----- Data shown

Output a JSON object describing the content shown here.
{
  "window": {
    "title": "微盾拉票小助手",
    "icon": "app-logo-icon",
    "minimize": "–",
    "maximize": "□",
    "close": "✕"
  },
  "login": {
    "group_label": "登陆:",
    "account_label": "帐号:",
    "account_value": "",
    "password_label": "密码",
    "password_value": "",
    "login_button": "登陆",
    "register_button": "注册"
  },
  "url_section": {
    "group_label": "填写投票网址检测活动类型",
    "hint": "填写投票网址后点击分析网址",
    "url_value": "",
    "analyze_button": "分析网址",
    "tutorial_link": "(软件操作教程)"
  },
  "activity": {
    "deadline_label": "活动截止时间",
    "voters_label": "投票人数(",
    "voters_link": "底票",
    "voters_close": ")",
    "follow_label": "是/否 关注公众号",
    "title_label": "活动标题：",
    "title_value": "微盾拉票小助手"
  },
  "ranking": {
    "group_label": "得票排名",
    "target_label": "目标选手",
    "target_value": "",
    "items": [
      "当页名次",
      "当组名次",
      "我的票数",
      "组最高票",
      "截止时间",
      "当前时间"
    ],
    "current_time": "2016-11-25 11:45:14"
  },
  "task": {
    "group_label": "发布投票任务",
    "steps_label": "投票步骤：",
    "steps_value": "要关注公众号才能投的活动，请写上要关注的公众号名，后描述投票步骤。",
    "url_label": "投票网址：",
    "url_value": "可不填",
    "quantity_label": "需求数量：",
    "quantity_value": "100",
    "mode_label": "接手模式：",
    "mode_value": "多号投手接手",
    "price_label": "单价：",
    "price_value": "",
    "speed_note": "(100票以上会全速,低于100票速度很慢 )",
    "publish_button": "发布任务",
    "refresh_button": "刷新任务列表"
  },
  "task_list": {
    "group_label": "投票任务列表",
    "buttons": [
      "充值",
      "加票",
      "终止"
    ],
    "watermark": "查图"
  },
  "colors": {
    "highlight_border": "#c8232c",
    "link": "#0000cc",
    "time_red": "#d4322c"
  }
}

----------

> _Directive_
Every entry in the listing must be retyped exactly.

> _Response to the task_
Output a JSON object describing the content shown here.
{
  "window": {
    "title": "微盾拉票小助手",
    "icon": "app-logo-icon",
    "minimize": "–",
    "maximize": "□",
    "close": "✕"
  },
  "login": {
    "group_label": "登陆:",
    "account_label": "帐号:",
    "account_value": "",
    "password_label": "密码",
    "password_value": "",
    "login_button": "登陆",
    "register_button": "注册"
  },
  "url_section": {
    "group_label": "填写投票网址检测活动类型",
    "hint": "填写投票网址后点击分析网址",
    "url_value": "",
    "analyze_button": "分析网址",
    "tutorial_link": "(软件操作教程)"
  },
  "activity": {
    "deadline_label": "活动截止时间",
    "voters_label": "投票人数(",
    "voters_link": "底票",
    "voters_close": ")",
    "follow_label": "是/否 关注公众号",
    "title_label": "活动标题：",
    "title_value": "微盾拉票小助手"
  },
  "ranking": {
    "group_label": "得票排名",
    "target_label": "目标选手",
    "target_value": "",
    "items": [
      "当页名次",
      "当组名次",
      "我的票数",
      "组最高票",
      "截止时间",
      "当前时间"
    ],
    "current_time": "2016-11-25 11:45:14"
  },
  "task": {
    "group_label": "发布投票任务",
    "steps_label": "投票步骤：",
    "steps_value": "要关注公众号才能投的活动，请写上要关注的公众号名，后描述投票步骤。",
    "url_label": "投票网址：",
    "url_value": "可不填",
    "quantity_label": "需求数量：",
    "quantity_value": "100",
    "mode_label": "接手模式：",
    "mode_value": "多号投手接手",
    "price_label": "单价：",
    "price_value": "",
    "speed_note": "(100票以上会全速,低于100票速度很慢 )",
    "publish_button": "发布任务",
    "refresh_button": "刷新任务列表"
  },
  "task_list": {
    "group_label": "投票任务列表",
    "buttons": [
      "充值",
      "加票",
      "终止"
    ],
    "watermark": "查图"
  },
  "colors": {
    "highlight_border": "#c8232c",
    "link": "#0000cc",
    "time_red": "#d4322c"
  }
}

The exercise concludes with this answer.